Job: Lines before the one containing "Transcribe the text in this document." are excluded. Repeat that line and every line after it, exactly.

Recorded data:
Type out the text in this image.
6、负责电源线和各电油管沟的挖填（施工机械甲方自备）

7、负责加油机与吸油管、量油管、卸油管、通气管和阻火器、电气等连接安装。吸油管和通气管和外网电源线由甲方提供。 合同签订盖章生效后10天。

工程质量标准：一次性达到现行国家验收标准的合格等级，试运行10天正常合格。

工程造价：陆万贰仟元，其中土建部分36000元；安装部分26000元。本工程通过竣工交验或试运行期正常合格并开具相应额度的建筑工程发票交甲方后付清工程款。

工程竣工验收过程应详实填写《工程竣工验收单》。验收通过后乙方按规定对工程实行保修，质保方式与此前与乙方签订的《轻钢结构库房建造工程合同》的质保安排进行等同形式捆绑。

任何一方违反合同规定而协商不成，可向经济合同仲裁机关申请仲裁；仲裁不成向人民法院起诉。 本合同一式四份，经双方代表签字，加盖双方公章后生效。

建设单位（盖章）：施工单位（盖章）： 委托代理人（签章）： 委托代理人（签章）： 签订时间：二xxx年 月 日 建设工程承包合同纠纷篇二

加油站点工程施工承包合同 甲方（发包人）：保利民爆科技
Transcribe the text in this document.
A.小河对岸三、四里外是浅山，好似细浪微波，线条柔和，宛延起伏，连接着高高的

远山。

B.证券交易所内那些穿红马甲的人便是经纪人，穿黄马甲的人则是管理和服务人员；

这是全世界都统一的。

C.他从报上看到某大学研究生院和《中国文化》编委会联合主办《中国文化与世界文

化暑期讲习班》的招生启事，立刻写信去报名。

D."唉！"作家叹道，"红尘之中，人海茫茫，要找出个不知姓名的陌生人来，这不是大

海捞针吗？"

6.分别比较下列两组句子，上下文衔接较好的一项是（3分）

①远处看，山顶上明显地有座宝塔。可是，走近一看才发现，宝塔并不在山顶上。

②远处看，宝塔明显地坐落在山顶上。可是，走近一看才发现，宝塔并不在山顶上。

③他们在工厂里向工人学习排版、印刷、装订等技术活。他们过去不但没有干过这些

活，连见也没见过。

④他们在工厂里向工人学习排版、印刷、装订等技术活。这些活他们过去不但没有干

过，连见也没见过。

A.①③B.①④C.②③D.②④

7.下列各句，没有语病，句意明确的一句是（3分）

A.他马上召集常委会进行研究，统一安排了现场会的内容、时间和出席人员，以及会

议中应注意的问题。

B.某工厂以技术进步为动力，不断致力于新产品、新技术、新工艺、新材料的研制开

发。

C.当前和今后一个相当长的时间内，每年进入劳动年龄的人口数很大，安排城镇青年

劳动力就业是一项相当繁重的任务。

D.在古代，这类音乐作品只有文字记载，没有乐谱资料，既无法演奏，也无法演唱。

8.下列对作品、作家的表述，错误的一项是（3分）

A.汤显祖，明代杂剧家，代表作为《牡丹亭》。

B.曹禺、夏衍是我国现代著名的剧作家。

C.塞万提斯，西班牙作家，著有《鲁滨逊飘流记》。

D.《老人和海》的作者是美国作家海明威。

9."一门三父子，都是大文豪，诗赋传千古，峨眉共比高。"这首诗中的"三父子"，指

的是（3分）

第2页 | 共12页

Solved exercise:
Transcribe the text in this document.
A.小河对岸三、四里外是浅山，好似细浪微波，线条柔和，宛延起伏，连接着高高的

远山。

B.证券交易所内那些穿红马甲的人便是经纪人，穿黄马甲的人则是管理和服务人员；

这是全世界都统一的。

C.他从报上看到某大学研究生院和《中国文化》编委会联合主办《中国文化与世界文

化暑期讲习班》的招生启事，立刻写信去报名。

D."唉！"作家叹道，"红尘之中，人海茫茫，要找出个不知姓名的陌生人来，这不是大

海捞针吗？"

6.分别比较下列两组句子，上下文衔接较好的一项是（3分）

①远处看，山顶上明显地有座宝塔。可是，走近一看才发现，宝塔并不在山顶上。

②远处看，宝塔明显地坐落在山顶上。可是，走近一看才发现，宝塔并不在山顶上。

③他们在工厂里向工人学习排版、印刷、装订等技术活。他们过去不但没有干过这些

活，连见也没见过。

④他们在工厂里向工人学习排版、印刷、装订等技术活。这些活他们过去不但没有干

过，连见也没见过。

A.①③B.①④C.②③D.②④

7.下列各句，没有语病，句意明确的一句是（3分）

A.他马上召集常委会进行研究，统一安排了现场会的内容、时间和出席人员，以及会

议中应注意的问题。

B.某工厂以技术进步为动力，不断致力于新产品、新技术、新工艺、新材料的研制开

发。

C.当前和今后一个相当长的时间内，每年进入劳动年龄的人口数很大，安排城镇青年

劳动力就业是一项相当繁重的任务。

D.在古代，这类音乐作品只有文字记载，没有乐谱资料，既无法演奏，也无法演唱。

8.下列对作品、作家的表述，错误的一项是（3分）

A.汤显祖，明代杂剧家，代表作为《牡丹亭》。

B.曹禺、夏衍是我国现代著名的剧作家。

C.塞万提斯，西班牙作家，著有《鲁滨逊飘流记》。

D.《老人和海》的作者是美国作家海明威。

9."一门三父子，都是大文豪，诗赋传千古，峨眉共比高。"这首诗中的"三父子"，指

的是（3分）

第2页 | 共12页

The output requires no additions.